TAREFAS A CUMPRIR:
A - Transcreva, da resenha sobre “Tristeza e Alegria”, o trecho que vai de “Existem vários problemas” até “créditos do longa.”.
B - Dê continuidade à resenha sobre o filme “Tristeza e Alegria” a partir do ponto em que ela termina.

::: TRECHO PARA LEITURA

Malmros conta em “Tristeza e Alegria” a situação pessoal que viveu com a doença mental de sua esposa. No filme, o diretor de cinema Johannes (Jakob Cedergren) é casado com a professora Else (Ida Dwinger). O longa já começa de forma sombria com a morte da filha de menos de um ano do casal. Em uma crise maníaco-depressiva Else acaba matando a criança, durante os próximos 90 minutos o longa tem a árdua tarefa de contextualizar a situação e mostrar como isso supostamente teria unido ainda mais o casal.
Existem vários problemas na construção de “Tristeza e Alegria”. Desde o roteiro confuso, em que as elipses no tempo ao invés de darem valor à narrativa, apenas tornam o filme confuso e cheio de pontas. Até a falta de uma boa produção que não soube onde cortar o narcisismo do diretor e colocar a ficção à disposição da trama e não apenas uma forma artificial de relatar uma situação verídica, colocada em ênfase logo nos primeiros créditos do longa.
A grande questão do filme é a doença de Else, a saúde mental feminina realmente é assunto muito sério e delicado para se tratar. Em “Tristeza e Alegria” Else sempre está em segundo plano, mesmo que tudo na história aconteça no entorno dela. Johannes é um personagem construído para perdoar Else, mas do que mesmo ela tem que ser perdoada? Da forma como o marido ri de seus gostos, dos costumes de sua família, das roupas que ela usa? Ou da forma que ele a encoraja parar de tomar lítio, remédio que faz parte do seu tratamento? Talvez sejam esses sentimentos de antipatia que Malmros tenta despertar no espectador, mas faz isso de forma muito precária.

::::::
::: DADOS BRUTOS

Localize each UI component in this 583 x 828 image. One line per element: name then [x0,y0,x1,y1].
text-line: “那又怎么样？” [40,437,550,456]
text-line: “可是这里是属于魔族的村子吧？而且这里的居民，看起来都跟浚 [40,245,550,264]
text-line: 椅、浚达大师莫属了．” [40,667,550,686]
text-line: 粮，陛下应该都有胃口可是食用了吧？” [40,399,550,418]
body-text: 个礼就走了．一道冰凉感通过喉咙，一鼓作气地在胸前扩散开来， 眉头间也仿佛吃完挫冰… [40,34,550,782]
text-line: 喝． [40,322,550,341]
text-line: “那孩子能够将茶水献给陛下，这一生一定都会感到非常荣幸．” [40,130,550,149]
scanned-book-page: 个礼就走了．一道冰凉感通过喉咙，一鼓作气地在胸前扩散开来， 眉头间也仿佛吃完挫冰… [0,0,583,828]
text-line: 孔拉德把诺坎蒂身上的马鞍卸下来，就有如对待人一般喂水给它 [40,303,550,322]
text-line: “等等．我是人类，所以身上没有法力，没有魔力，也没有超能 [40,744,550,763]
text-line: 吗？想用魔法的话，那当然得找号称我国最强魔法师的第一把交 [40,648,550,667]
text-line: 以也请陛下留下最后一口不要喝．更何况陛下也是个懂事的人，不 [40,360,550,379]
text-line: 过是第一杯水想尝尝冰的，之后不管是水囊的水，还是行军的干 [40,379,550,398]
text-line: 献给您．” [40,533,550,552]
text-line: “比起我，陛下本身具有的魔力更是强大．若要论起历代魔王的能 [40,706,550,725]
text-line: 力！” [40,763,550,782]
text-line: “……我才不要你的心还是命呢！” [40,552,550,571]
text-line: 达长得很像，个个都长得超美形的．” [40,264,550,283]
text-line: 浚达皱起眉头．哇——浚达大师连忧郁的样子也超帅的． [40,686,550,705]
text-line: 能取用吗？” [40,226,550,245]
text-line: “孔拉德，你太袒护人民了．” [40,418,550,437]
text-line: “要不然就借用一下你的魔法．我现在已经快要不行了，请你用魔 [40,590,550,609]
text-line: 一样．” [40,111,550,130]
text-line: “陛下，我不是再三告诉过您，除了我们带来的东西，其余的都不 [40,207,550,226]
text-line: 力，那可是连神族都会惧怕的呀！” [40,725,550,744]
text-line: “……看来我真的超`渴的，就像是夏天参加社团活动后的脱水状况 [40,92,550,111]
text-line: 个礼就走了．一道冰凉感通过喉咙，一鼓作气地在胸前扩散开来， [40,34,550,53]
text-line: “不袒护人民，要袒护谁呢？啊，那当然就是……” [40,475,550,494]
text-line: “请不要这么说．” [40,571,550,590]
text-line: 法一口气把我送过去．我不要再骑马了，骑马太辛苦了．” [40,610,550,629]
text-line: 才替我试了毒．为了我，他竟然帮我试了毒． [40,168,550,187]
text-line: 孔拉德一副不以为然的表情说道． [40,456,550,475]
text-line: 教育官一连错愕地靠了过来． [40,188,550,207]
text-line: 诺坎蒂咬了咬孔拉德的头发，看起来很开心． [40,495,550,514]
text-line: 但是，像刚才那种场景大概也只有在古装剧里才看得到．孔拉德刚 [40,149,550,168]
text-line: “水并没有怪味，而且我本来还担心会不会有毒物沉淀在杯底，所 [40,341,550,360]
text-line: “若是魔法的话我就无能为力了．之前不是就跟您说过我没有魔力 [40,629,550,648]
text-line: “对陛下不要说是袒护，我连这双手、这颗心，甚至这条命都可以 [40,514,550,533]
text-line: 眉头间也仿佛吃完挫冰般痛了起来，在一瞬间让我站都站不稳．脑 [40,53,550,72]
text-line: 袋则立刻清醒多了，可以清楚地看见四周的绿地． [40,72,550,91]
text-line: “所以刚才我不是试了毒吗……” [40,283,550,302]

::::::

RESPOSTAS:
A -
Existem vários problemas na construção de “Tristeza e Alegria”. Desde o roteiro confuso, em que as elipses no tempo ao invés de darem valor à narrativa, apenas tornam o filme confuso e cheio de pontas. Até a falta de uma boa produção que não soube onde cortar o narcisismo do diretor e colocar a ficção à disposição da trama e não apenas uma forma artificial de relatar uma situação verídica, colocada em ênfase logo nos primeiros créditos do longa.

B -
“Tristeza e Alegria” é o produto de uma tentativa de purgação. Percebe-se que Nils tenta conduzir o enredo de uma forma que o espectador, que ouve e vê a história pela primeira vez, não julgue Else e perceba o quanto Johannes é frio e individualista dentro da relação. Mas essa purgação nunca acontece no roteiro e muito menos em cena, sendo que muitas situações que poderiam ser chaves – momentos que Johannes se apresenta como diretor durante a gravação de um filme, recebendo uma premiação em Cannes ou mesmo lidando com Else doente – se tornam peças de um dramalhão digno de uma novela televisiva, deixando claro que nem sempre a vida pessoal do artista é boa matéria-prima para uma obra, muitas vezes deixando claro que ele ainda não sabe lidar com os próprios demônios.